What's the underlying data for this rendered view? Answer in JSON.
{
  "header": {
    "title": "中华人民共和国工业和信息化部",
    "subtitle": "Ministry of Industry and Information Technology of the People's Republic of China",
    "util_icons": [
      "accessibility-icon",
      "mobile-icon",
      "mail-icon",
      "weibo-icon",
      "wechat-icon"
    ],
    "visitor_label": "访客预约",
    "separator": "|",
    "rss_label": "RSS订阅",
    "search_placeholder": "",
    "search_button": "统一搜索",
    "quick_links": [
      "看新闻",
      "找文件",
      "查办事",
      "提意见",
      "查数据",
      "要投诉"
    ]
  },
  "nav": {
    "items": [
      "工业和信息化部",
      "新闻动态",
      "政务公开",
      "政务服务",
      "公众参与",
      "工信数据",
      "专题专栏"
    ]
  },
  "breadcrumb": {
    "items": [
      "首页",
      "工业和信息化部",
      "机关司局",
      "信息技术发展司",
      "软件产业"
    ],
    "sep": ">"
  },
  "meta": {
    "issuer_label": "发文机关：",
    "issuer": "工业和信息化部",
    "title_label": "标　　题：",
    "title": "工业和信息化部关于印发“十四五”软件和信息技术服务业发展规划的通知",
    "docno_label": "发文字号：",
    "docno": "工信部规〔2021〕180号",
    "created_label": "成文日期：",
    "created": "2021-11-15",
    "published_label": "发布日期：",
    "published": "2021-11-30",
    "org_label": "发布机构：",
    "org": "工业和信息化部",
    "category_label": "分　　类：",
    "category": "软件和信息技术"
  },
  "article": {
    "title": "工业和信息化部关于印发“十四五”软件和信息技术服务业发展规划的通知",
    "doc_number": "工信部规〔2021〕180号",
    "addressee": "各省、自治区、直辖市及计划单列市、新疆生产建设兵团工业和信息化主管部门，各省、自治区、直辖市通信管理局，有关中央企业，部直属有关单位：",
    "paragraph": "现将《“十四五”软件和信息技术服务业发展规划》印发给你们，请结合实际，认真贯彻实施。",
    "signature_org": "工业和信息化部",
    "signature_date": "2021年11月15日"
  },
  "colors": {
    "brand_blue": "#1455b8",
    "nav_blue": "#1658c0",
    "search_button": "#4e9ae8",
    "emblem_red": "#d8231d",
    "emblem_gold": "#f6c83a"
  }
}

+++++

» Task directions
Copy out every line of the material above that mentions the word "工信部规".

» Reply
    "docno": "工信部规〔2021〕180号",
    "doc_number": "工信部规〔2021〕180号",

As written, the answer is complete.